● **MATERIAL PROVIDED**:
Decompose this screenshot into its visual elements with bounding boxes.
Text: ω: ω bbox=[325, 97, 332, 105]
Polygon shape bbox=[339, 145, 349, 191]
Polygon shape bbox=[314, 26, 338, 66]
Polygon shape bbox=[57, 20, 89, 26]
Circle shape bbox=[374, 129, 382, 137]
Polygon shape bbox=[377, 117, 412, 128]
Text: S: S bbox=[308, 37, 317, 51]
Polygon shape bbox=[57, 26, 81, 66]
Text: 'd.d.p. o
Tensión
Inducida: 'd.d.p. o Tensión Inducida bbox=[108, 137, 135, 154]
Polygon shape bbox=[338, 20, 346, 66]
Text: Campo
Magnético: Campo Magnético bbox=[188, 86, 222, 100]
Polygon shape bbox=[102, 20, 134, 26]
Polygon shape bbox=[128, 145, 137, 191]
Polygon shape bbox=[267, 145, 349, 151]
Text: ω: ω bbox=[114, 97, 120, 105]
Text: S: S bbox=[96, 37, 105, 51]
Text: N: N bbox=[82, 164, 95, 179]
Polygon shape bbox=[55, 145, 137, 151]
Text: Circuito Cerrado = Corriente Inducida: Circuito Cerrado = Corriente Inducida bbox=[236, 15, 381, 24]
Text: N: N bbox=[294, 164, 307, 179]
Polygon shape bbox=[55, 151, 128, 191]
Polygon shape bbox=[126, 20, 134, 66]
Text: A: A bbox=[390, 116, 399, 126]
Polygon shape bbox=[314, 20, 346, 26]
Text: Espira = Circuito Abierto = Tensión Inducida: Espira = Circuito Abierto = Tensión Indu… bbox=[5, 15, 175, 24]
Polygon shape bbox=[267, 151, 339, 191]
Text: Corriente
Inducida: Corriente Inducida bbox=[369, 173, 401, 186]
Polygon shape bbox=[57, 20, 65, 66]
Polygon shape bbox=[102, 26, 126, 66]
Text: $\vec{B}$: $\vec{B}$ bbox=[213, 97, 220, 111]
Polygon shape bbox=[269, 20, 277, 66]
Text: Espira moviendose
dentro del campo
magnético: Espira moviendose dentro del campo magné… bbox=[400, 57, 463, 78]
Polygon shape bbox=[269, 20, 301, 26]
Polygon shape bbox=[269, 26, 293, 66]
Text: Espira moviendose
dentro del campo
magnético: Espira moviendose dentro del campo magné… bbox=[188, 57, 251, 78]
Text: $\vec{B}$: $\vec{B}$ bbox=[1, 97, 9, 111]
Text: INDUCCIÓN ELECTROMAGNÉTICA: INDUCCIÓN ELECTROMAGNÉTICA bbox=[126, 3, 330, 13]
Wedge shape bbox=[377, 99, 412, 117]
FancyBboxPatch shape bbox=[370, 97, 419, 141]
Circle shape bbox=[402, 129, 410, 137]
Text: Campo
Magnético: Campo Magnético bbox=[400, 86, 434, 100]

● **THE PROBLEM**:
Reproduce, character for character, every line from the first line of the records through the line containing "Polygon shape bbox=[338, 20, 346, 66]", including both of those lines.

● **SOLUTION FOR THIS PROBLEM**:
Decompose this screenshot into its visual elements with bounding boxes.
Text: ω: ω bbox=[325, 97, 332, 105]
Polygon shape bbox=[339, 145, 349, 191]
Polygon shape bbox=[314, 26, 338, 66]
Polygon shape bbox=[57, 20, 89, 26]
Circle shape bbox=[374, 129, 382, 137]
Polygon shape bbox=[377, 117, 412, 128]
Text: S: S bbox=[308, 37, 317, 51]
Polygon shape bbox=[57, 26, 81, 66]
Text: 'd.d.p. o
Tensión
Inducida: 'd.d.p. o Tensión Inducida bbox=[108, 137, 135, 154]
Polygon shape bbox=[338, 20, 346, 66]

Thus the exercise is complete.